## What the task requires
Copy out all lines of the records in which the word "text" appears.

== Source material

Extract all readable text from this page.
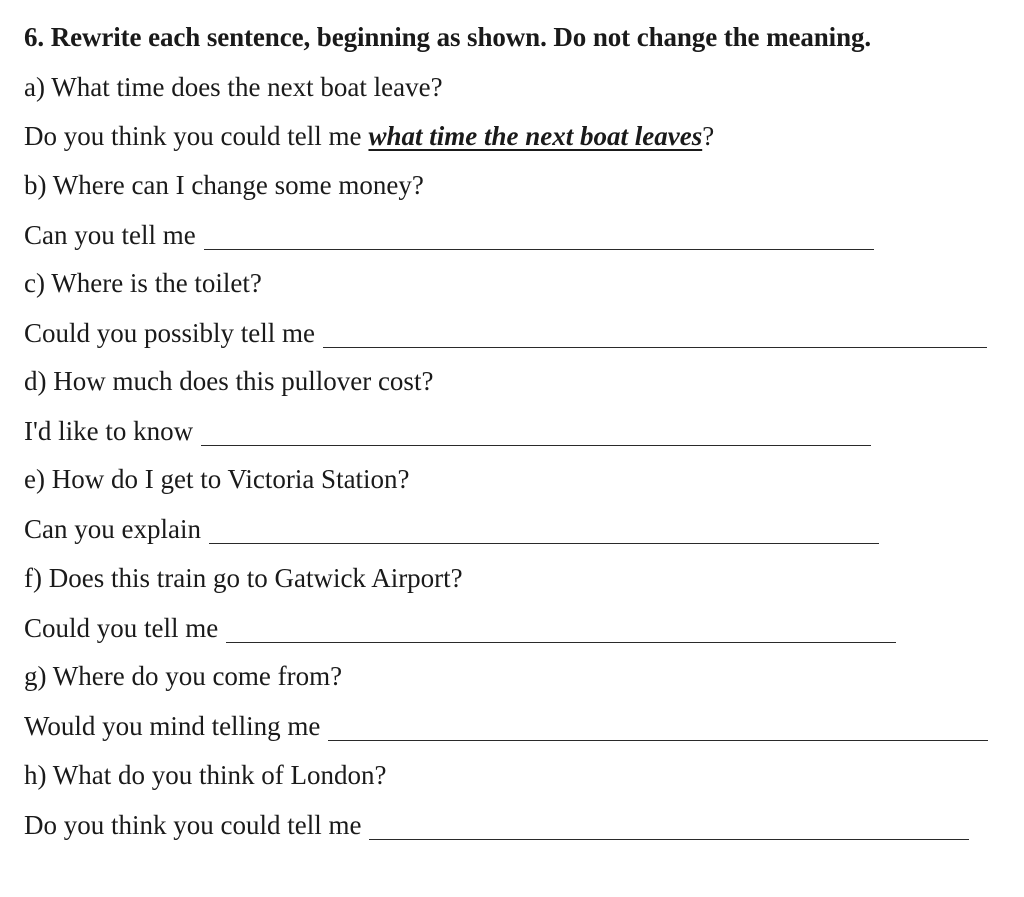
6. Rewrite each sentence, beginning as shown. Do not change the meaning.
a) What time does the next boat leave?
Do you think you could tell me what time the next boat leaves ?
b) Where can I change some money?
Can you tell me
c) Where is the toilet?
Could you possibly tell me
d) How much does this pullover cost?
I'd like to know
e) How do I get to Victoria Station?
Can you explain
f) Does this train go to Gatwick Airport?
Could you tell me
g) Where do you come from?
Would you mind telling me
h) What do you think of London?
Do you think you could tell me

====
== Source material

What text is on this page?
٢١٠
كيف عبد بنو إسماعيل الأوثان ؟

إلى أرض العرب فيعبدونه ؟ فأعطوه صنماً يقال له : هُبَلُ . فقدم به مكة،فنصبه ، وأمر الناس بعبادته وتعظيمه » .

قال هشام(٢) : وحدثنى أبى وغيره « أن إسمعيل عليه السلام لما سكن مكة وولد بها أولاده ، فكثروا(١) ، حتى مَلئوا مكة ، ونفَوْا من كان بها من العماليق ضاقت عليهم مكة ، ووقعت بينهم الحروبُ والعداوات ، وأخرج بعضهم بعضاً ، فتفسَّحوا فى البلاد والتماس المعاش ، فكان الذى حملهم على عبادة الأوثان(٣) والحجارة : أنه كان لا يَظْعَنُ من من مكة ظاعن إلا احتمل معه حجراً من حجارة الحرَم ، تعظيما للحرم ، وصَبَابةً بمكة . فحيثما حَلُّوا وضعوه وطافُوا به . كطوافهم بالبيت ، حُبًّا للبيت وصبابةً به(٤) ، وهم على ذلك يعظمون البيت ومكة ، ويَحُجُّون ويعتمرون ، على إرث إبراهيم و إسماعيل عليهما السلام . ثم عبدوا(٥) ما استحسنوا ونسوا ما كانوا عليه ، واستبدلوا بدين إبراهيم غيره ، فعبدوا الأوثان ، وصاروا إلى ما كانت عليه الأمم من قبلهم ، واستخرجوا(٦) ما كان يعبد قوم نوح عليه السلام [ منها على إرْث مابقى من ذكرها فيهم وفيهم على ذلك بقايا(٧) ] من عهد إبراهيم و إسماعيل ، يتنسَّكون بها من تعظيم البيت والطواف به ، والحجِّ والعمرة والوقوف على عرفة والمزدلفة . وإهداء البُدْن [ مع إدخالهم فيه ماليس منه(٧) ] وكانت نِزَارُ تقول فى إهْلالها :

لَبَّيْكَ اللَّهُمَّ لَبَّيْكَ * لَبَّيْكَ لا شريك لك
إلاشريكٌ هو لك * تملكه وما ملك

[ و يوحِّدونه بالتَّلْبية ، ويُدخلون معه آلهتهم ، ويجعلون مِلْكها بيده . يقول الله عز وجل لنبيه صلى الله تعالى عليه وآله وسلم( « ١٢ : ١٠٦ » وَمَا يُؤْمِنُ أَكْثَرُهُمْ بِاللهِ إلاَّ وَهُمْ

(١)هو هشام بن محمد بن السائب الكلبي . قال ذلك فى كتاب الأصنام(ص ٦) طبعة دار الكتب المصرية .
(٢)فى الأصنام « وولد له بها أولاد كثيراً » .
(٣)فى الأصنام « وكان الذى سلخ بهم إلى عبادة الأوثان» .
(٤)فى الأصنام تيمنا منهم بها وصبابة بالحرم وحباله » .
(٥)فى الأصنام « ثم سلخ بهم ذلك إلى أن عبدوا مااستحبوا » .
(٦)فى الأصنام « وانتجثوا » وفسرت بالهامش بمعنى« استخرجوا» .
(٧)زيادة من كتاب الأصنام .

====
== Source material

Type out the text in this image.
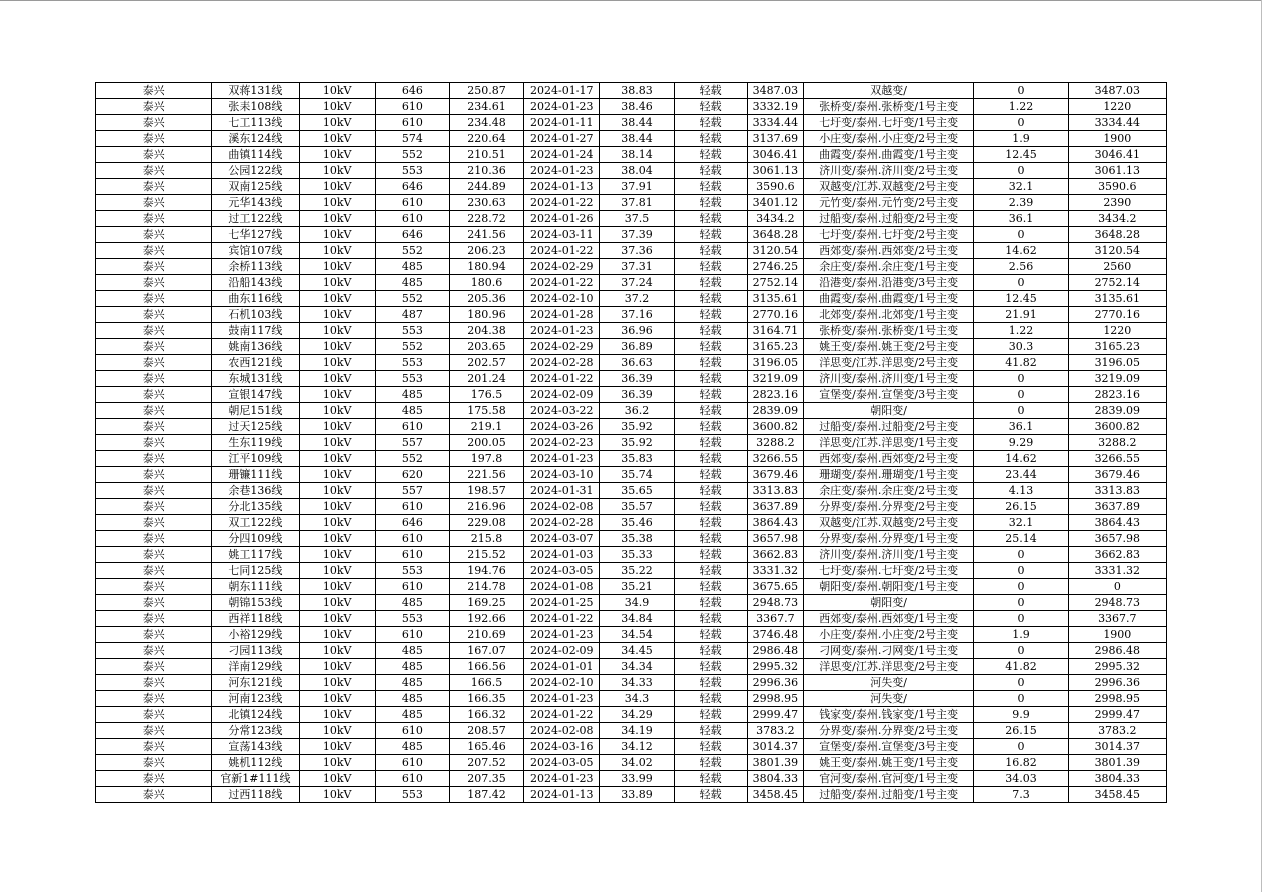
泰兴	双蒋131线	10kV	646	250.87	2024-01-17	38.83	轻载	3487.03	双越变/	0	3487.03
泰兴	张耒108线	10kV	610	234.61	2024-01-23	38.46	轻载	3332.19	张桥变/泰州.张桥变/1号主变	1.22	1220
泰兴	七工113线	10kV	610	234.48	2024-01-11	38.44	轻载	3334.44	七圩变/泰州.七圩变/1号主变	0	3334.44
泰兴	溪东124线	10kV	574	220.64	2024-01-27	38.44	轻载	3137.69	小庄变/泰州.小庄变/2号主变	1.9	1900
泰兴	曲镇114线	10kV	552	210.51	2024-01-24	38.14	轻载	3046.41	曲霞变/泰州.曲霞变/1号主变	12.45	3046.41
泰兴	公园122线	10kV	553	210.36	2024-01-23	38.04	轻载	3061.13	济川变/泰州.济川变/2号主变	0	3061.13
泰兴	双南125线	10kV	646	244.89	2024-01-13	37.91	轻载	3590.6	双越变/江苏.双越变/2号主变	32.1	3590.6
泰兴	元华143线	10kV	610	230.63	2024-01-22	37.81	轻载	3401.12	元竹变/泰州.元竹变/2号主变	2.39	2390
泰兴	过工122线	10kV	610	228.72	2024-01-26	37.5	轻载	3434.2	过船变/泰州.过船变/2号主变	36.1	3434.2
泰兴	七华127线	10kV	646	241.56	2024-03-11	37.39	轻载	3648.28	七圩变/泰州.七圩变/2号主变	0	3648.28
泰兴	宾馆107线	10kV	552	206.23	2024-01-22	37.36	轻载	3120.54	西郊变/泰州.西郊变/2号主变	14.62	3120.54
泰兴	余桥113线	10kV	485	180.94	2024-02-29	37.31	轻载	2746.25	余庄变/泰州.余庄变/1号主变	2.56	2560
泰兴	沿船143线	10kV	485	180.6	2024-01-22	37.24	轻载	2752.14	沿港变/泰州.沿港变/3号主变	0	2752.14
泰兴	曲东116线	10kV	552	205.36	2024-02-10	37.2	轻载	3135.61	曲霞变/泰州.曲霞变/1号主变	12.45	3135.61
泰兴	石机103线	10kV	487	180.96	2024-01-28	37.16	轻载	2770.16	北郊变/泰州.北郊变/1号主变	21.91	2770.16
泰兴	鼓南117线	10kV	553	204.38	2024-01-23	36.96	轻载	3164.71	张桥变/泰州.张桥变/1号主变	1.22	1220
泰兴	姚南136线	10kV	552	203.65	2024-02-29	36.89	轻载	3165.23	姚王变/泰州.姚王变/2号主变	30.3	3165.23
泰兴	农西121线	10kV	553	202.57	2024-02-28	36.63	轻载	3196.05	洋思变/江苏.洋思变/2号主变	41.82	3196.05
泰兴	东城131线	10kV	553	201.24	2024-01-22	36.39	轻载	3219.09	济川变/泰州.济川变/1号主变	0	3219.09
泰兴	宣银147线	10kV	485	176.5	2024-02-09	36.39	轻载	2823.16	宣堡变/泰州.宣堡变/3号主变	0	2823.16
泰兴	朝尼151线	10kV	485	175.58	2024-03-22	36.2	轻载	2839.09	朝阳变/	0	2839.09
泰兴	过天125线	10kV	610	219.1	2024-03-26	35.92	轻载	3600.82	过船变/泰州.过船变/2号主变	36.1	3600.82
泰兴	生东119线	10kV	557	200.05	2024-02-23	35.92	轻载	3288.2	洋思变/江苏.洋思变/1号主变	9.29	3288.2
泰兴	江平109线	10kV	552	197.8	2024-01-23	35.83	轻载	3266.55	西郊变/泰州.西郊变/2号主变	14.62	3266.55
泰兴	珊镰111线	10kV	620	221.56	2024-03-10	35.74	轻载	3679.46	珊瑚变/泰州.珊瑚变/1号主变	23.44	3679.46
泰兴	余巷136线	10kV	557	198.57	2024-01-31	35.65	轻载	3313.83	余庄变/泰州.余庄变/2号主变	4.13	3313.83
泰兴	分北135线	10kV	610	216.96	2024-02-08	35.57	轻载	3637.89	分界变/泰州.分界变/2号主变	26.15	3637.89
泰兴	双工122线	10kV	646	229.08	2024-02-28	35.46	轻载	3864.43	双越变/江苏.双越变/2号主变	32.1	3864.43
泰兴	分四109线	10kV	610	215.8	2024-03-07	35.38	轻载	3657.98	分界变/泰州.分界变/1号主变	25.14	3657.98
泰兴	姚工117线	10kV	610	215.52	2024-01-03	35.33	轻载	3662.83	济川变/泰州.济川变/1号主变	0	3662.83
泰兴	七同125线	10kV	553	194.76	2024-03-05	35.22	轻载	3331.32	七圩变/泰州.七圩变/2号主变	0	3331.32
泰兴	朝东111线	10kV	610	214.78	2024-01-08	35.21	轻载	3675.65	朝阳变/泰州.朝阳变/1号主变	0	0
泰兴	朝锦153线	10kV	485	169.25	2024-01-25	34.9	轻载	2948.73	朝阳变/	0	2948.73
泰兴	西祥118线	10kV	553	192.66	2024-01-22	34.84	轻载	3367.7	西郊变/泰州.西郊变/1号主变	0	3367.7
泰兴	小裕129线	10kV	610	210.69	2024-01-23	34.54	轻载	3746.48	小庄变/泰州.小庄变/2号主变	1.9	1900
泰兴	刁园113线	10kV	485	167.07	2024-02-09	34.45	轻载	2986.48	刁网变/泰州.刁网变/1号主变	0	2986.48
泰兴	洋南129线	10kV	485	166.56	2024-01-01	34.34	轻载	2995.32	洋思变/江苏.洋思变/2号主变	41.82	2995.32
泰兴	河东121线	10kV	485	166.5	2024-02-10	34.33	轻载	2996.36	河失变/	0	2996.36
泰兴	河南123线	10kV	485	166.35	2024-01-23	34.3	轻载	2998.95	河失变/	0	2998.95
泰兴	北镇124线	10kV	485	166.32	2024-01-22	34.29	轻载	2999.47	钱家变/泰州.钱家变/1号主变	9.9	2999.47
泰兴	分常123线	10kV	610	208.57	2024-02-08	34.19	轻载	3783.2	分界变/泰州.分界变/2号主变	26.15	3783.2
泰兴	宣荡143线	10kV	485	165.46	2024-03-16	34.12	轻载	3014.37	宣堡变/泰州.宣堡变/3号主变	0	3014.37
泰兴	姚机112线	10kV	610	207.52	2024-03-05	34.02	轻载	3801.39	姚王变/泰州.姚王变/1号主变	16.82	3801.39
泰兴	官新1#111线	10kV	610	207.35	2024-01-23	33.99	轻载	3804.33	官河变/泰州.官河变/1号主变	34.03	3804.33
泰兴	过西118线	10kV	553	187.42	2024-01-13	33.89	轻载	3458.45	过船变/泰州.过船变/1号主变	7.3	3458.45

====

## Solution for this task
Extract all readable text from this page.
What text is on this page?
Type out the text in this image.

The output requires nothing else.